Not only did she participate in the inquiry in St. John's that led to the Winter Commission report, but also she contributed to the Canadian Conference of Catholic Bishops' groundbreaking document From Pain to Hope, as well as Breach of Faith; Breach of Hope, which was meant to stir discussion in parishes.

The "brave, wise leadership" in the Canadian Church could contribute its wisdom to the worldwide sexual abuse scandal, she said.

"The suffering is not just to the victims, but to every good, loving, committed priest and bishop I know," she said. "It breaks my heart when they go into Tim Hortons with their clerical suit on and people move away. You and I are victims. The whole Church is suffering."

VIRTUE OF HOPE

Kenny said the suffering is an opportunity for women, through patience and perseverance, to develop the virtue of hope, to be like the "astounding women" who brought hope to the Apostles with the news that Jesus had risen from the dead.

Entries:
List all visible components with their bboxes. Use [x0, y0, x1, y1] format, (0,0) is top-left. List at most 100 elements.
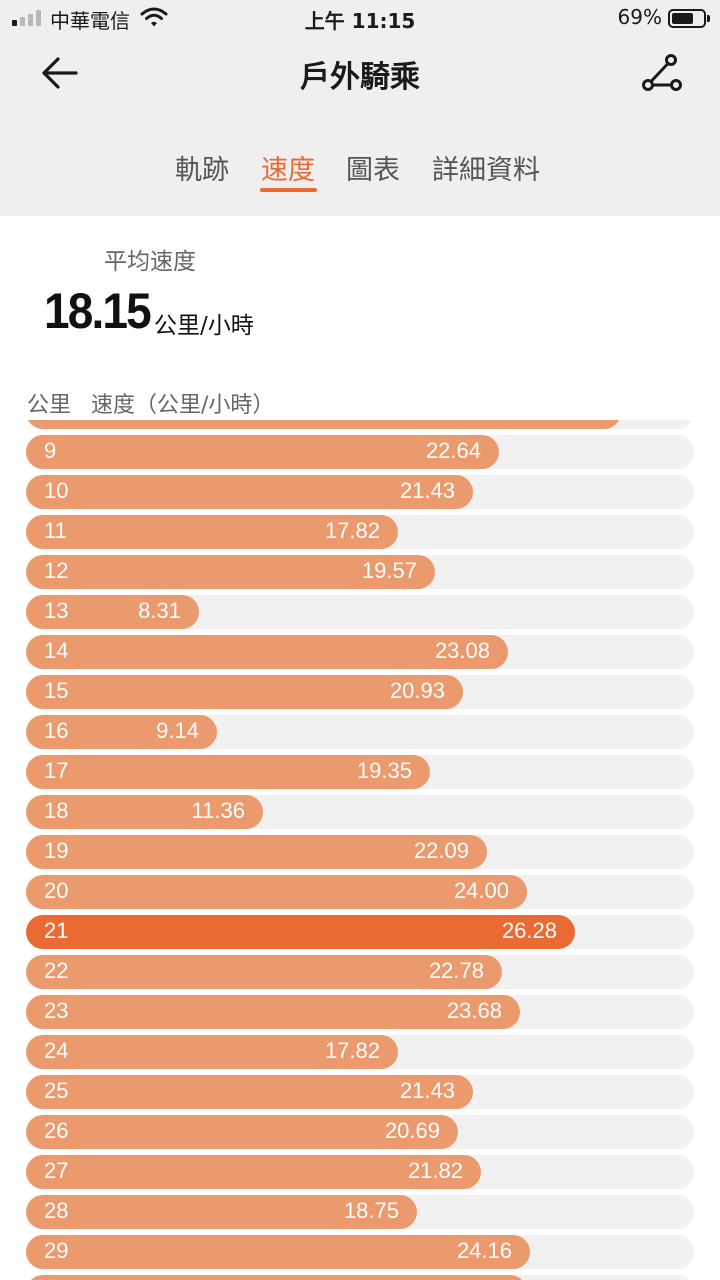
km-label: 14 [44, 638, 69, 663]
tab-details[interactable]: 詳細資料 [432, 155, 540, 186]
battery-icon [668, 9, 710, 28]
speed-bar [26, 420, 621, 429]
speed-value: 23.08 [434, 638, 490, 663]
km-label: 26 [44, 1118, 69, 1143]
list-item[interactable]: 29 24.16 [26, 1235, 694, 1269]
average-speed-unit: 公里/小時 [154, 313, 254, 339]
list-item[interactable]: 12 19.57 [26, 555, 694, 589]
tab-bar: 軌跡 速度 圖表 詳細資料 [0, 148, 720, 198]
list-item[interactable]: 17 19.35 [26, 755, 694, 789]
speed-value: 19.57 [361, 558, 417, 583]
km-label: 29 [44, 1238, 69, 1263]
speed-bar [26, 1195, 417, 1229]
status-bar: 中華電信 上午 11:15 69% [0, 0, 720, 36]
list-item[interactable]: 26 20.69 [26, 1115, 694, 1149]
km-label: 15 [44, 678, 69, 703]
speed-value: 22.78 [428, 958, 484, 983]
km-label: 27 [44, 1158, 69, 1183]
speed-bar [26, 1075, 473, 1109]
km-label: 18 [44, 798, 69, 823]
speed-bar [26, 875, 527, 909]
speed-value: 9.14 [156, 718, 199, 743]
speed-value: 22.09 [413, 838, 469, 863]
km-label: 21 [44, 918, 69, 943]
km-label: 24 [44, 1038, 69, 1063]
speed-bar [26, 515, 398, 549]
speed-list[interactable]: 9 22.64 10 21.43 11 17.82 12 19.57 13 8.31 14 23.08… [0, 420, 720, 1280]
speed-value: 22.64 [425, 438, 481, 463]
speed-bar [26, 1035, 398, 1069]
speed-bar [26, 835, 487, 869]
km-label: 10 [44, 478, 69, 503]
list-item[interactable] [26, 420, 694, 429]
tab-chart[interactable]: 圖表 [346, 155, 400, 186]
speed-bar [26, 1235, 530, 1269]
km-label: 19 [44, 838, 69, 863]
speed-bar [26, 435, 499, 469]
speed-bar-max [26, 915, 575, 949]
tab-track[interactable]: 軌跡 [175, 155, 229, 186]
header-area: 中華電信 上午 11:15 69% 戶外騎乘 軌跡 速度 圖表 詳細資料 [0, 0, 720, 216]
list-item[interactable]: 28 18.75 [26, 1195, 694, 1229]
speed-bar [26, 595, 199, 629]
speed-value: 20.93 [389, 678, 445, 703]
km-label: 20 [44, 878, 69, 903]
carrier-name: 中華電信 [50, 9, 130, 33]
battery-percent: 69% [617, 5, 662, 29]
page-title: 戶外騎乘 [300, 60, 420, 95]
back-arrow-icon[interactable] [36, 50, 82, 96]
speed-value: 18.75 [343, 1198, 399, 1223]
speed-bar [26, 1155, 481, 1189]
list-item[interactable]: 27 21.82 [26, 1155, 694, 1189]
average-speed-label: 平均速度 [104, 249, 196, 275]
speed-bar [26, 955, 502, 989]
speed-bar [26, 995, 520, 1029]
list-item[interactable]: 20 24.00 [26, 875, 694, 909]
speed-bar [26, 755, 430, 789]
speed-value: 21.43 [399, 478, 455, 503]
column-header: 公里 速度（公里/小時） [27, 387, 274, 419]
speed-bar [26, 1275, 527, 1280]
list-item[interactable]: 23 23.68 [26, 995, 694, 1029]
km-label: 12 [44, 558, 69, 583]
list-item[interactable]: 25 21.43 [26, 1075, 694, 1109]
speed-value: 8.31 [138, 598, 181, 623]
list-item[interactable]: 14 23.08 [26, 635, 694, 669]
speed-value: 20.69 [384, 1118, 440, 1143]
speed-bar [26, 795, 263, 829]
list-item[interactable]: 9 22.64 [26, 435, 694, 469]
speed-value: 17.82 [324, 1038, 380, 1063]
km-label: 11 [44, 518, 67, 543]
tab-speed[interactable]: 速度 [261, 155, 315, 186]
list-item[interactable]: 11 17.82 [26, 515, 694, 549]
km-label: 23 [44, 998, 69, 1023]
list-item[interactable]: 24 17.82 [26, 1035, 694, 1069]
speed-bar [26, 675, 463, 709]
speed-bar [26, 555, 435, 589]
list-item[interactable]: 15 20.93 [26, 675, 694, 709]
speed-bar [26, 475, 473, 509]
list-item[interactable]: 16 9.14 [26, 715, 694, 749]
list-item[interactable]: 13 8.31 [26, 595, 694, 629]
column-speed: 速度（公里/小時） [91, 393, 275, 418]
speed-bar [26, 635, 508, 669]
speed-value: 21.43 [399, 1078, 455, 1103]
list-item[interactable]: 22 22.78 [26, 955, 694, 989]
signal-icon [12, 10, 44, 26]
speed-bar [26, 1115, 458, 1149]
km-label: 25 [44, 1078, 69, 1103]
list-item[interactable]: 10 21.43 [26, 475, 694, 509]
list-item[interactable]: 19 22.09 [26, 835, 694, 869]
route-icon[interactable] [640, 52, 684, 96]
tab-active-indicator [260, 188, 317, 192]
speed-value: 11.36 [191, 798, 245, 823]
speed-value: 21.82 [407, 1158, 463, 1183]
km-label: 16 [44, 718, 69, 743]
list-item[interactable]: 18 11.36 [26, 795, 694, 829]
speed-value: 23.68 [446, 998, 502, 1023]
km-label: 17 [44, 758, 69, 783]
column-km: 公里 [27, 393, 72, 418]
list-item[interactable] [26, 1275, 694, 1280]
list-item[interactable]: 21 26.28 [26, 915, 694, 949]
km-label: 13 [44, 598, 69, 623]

Work to do:
(1) List every report or document that the passage on the Church abuse scandal names by title.
(2) Carry the passage on the Church abuse scandal forward from its final sentence.
The items play no part in what follows.

Answers to the problems:
(1)
- Winter Commission report
- From Pain to Hope
- Breach of Faith; Breach of Hope

(2)
"Is it possible to attend Mass faithfully and not know this person of Jesus?" she asked. "The answer to the crisis in our Church has to be Jesus."

An enormous reformation is needed, she said. "You've got to find Jesus first before you can start fixing the Church of Jesus."

Kenny called clericalism a "fundamental problem."

Clericalism is about the protection of image and status; it is resistant to criticism and resistant to change, she said. There is a special role for the ordained priesthood, but it is not power and privilege. That role is similar to that of Jesus' washing the disciples' feet.